───── DATA LINES

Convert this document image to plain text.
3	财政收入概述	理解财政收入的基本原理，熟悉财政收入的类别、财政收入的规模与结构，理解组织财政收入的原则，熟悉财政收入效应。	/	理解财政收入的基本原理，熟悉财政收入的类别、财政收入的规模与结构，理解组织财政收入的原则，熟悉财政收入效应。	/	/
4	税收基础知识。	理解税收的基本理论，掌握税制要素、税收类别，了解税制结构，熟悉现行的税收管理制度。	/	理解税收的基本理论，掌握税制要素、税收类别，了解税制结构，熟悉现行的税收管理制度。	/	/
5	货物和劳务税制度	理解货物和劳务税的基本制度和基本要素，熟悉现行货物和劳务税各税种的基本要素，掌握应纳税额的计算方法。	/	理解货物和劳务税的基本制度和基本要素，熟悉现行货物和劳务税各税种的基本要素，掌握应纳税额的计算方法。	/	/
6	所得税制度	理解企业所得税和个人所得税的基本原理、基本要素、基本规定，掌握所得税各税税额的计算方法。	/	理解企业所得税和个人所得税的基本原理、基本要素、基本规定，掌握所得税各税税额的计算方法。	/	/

──────────

[WHAT YOU SHOULD DO]
Output the listing above exactly as it appears.

[EXERCISE SOLUTION]
Convert this document image to plain text.
3	财政收入概述	理解财政收入的基本原理，熟悉财政收入的类别、财政收入的规模与结构，理解组织财政收入的原则，熟悉财政收入效应。	/	理解财政收入的基本原理，熟悉财政收入的类别、财政收入的规模与结构，理解组织财政收入的原则，熟悉财政收入效应。	/	/
4	税收基础知识。	理解税收的基本理论，掌握税制要素、税收类别，了解税制结构，熟悉现行的税收管理制度。	/	理解税收的基本理论，掌握税制要素、税收类别，了解税制结构，熟悉现行的税收管理制度。	/	/
5	货物和劳务税制度	理解货物和劳务税的基本制度和基本要素，熟悉现行货物和劳务税各税种的基本要素，掌握应纳税额的计算方法。	/	理解货物和劳务税的基本制度和基本要素，熟悉现行货物和劳务税各税种的基本要素，掌握应纳税额的计算方法。	/	/
6	所得税制度	理解企业所得税和个人所得税的基本原理、基本要素、基本规定，掌握所得税各税税额的计算方法。	/	理解企业所得税和个人所得税的基本原理、基本要素、基本规定，掌握所得税各税税额的计算方法。	/	/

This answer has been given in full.